The exercise ::
Find how many lines hold the word "太乙統運八卦行爻編年". Give only the number.

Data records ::
========================

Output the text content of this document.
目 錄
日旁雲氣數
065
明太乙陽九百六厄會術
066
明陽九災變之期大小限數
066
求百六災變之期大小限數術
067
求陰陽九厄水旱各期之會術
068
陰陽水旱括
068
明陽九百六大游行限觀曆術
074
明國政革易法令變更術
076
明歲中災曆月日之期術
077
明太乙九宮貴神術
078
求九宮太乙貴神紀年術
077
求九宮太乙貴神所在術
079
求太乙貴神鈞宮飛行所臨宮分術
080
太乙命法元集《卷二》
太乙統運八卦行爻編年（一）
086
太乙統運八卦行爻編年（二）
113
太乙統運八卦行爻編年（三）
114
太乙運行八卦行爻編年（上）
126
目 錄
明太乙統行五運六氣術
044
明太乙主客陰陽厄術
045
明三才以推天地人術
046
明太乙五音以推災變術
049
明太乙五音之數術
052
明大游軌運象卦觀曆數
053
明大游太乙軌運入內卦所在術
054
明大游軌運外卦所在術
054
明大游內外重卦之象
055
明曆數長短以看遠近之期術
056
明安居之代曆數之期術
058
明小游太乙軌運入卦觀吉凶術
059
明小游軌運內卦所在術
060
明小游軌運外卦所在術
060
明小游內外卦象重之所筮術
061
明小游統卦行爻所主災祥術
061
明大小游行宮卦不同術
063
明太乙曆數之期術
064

========================

The output ::
3